» **Exercise objective**
Return each entry exactly, with none missing.

» **Task inputs**
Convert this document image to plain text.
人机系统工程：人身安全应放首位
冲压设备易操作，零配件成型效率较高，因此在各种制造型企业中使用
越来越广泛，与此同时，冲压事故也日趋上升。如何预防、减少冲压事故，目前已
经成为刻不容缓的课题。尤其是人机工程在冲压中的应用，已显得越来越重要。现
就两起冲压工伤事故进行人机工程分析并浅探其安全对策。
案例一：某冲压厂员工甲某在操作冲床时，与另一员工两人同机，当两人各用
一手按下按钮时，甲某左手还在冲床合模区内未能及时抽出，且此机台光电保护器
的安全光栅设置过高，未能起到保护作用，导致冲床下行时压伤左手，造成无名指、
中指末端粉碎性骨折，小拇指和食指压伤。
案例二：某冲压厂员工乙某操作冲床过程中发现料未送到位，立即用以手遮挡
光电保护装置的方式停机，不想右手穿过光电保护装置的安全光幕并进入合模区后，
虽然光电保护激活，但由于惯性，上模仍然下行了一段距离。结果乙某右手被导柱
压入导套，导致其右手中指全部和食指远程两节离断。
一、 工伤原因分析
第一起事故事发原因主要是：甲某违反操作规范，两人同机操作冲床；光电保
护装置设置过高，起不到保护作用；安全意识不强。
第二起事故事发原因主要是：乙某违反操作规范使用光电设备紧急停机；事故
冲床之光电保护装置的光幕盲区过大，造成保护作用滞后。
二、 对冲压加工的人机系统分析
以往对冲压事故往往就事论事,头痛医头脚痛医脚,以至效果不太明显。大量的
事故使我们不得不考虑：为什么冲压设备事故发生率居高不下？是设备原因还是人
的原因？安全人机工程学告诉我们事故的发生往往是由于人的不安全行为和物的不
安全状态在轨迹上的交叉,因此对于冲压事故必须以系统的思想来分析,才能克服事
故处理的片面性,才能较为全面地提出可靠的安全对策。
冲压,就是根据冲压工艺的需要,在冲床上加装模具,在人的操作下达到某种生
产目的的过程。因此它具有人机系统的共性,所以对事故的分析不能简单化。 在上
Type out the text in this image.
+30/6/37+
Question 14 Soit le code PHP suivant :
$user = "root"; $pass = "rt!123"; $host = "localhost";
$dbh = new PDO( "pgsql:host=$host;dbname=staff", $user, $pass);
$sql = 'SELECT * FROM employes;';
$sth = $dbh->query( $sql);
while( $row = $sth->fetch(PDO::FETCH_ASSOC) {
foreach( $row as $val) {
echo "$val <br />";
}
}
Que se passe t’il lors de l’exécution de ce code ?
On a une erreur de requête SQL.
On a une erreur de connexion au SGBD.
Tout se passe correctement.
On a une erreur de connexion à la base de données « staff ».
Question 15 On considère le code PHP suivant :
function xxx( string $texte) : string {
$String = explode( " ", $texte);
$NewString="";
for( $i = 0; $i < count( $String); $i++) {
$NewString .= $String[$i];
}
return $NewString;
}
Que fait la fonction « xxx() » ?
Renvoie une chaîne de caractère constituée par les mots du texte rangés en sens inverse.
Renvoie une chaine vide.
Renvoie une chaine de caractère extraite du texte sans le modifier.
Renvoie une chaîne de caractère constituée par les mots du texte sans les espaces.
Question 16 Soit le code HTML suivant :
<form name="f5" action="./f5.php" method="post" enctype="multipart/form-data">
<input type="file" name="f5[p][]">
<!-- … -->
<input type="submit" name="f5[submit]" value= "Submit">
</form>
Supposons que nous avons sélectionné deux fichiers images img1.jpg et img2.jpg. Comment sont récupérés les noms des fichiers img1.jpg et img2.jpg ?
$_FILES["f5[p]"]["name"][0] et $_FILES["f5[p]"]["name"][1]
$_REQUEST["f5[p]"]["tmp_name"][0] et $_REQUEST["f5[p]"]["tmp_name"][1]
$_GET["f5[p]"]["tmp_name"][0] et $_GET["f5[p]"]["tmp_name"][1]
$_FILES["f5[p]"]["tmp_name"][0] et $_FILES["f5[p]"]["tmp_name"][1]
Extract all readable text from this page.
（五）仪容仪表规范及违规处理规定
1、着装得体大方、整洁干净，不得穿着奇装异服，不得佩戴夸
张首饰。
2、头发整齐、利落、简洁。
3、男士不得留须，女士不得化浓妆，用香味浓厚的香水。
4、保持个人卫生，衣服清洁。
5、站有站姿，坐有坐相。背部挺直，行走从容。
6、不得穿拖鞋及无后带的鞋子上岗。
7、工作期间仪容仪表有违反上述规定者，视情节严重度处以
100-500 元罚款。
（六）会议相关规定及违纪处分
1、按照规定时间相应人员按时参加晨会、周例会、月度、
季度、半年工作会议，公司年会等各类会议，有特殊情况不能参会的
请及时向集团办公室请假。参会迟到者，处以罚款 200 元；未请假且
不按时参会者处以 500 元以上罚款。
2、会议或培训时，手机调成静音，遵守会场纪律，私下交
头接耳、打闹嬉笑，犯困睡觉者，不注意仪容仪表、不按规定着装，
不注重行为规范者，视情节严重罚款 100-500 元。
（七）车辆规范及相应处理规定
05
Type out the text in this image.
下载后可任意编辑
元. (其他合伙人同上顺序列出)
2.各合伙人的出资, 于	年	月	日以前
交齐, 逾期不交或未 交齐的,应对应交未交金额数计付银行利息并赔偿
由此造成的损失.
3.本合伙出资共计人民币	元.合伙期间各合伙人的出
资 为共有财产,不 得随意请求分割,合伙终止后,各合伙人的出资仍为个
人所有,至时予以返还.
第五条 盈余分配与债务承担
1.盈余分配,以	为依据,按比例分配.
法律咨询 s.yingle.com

» **Written answer**
Convert this document image to plain text.
人机系统工程：人身安全应放首位
冲压设备易操作，零配件成型效率较高，因此在各种制造型企业中使用
越来越广泛，与此同时，冲压事故也日趋上升。如何预防、减少冲压事故，目前已
经成为刻不容缓的课题。尤其是人机工程在冲压中的应用，已显得越来越重要。现
就两起冲压工伤事故进行人机工程分析并浅探其安全对策。
案例一：某冲压厂员工甲某在操作冲床时，与另一员工两人同机，当两人各用
一手按下按钮时，甲某左手还在冲床合模区内未能及时抽出，且此机台光电保护器
的安全光栅设置过高，未能起到保护作用，导致冲床下行时压伤左手，造成无名指、
中指末端粉碎性骨折，小拇指和食指压伤。
案例二：某冲压厂员工乙某操作冲床过程中发现料未送到位，立即用以手遮挡
光电保护装置的方式停机，不想右手穿过光电保护装置的安全光幕并进入合模区后，
虽然光电保护激活，但由于惯性，上模仍然下行了一段距离。结果乙某右手被导柱
压入导套，导致其右手中指全部和食指远程两节离断。
一、 工伤原因分析
第一起事故事发原因主要是：甲某违反操作规范，两人同机操作冲床；光电保
护装置设置过高，起不到保护作用；安全意识不强。
第二起事故事发原因主要是：乙某违反操作规范使用光电设备紧急停机；事故
冲床之光电保护装置的光幕盲区过大，造成保护作用滞后。
二、 对冲压加工的人机系统分析
以往对冲压事故往往就事论事,头痛医头脚痛医脚,以至效果不太明显。大量的
事故使我们不得不考虑：为什么冲压设备事故发生率居高不下？是设备原因还是人
的原因？安全人机工程学告诉我们事故的发生往往是由于人的不安全行为和物的不
安全状态在轨迹上的交叉,因此对于冲压事故必须以系统的思想来分析,才能克服事
故处理的片面性,才能较为全面地提出可靠的安全对策。
冲压,就是根据冲压工艺的需要,在冲床上加装模具,在人的操作下达到某种生
产目的的过程。因此它具有人机系统的共性,所以对事故的分析不能简单化。 在上
Type out the text in this image.
+30/6/37+
Question 14 Soit le code PHP suivant :
$user = "root"; $pass = "rt!123"; $host = "localhost";
$dbh = new PDO( "pgsql:host=$host;dbname=staff", $user, $pass);
$sql = 'SELECT * FROM employes;';
$sth = $dbh->query( $sql);
while( $row = $sth->fetch(PDO::FETCH_ASSOC) {
foreach( $row as $val) {
echo "$val <br />";
}
}
Que se passe t’il lors de l’exécution de ce code ?
On a une erreur de requête SQL.
On a une erreur de connexion au SGBD.
Tout se passe correctement.
On a une erreur de connexion à la base de données « staff ».
Question 15 On considère le code PHP suivant :
function xxx( string $texte) : string {
$String = explode( " ", $texte);
$NewString="";
for( $i = 0; $i < count( $String); $i++) {
$NewString .= $String[$i];
}
return $NewString;
}
Que fait la fonction « xxx() » ?
Renvoie une chaîne de caractère constituée par les mots du texte rangés en sens inverse.
Renvoie une chaine vide.
Renvoie une chaine de caractère extraite du texte sans le modifier.
Renvoie une chaîne de caractère constituée par les mots du texte sans les espaces.
Question 16 Soit le code HTML suivant :
<form name="f5" action="./f5.php" method="post" enctype="multipart/form-data">
<input type="file" name="f5[p][]">
<!-- … -->
<input type="submit" name="f5[submit]" value= "Submit">
</form>
Supposons que nous avons sélectionné deux fichiers images img1.jpg et img2.jpg. Comment sont récupérés les noms des fichiers img1.jpg et img2.jpg ?
$_FILES["f5[p]"]["name"][0] et $_FILES["f5[p]"]["name"][1]
$_REQUEST["f5[p]"]["tmp_name"][0] et $_REQUEST["f5[p]"]["tmp_name"][1]
$_GET["f5[p]"]["tmp_name"][0] et $_GET["f5[p]"]["tmp_name"][1]
$_FILES["f5[p]"]["tmp_name"][0] et $_FILES["f5[p]"]["tmp_name"][1]
Extract all readable text from this page.
（五）仪容仪表规范及违规处理规定
1、着装得体大方、整洁干净，不得穿着奇装异服，不得佩戴夸
张首饰。
2、头发整齐、利落、简洁。
3、男士不得留须，女士不得化浓妆，用香味浓厚的香水。
4、保持个人卫生，衣服清洁。
5、站有站姿，坐有坐相。背部挺直，行走从容。
6、不得穿拖鞋及无后带的鞋子上岗。
7、工作期间仪容仪表有违反上述规定者，视情节严重度处以
100-500 元罚款。
（六）会议相关规定及违纪处分
1、按照规定时间相应人员按时参加晨会、周例会、月度、
季度、半年工作会议，公司年会等各类会议，有特殊情况不能参会的
请及时向集团办公室请假。参会迟到者，处以罚款 200 元；未请假且
不按时参会者处以 500 元以上罚款。
2、会议或培训时，手机调成静音，遵守会场纪律，私下交
头接耳、打闹嬉笑，犯困睡觉者，不注意仪容仪表、不按规定着装，
不注重行为规范者，视情节严重罚款 100-500 元。
（七）车辆规范及相应处理规定
05
Type out the text in this image.
下载后可任意编辑
元. (其他合伙人同上顺序列出)
2.各合伙人的出资, 于	年	月	日以前
交齐, 逾期不交或未 交齐的,应对应交未交金额数计付银行利息并赔偿
由此造成的损失.
3.本合伙出资共计人民币	元.合伙期间各合伙人的出
资 为共有财产,不 得随意请求分割,合伙终止后,各合伙人的出资仍为个
人所有,至时予以返还.
第五条 盈余分配与债务承担
1.盈余分配,以	为依据,按比例分配.
法律咨询 s.yingle.com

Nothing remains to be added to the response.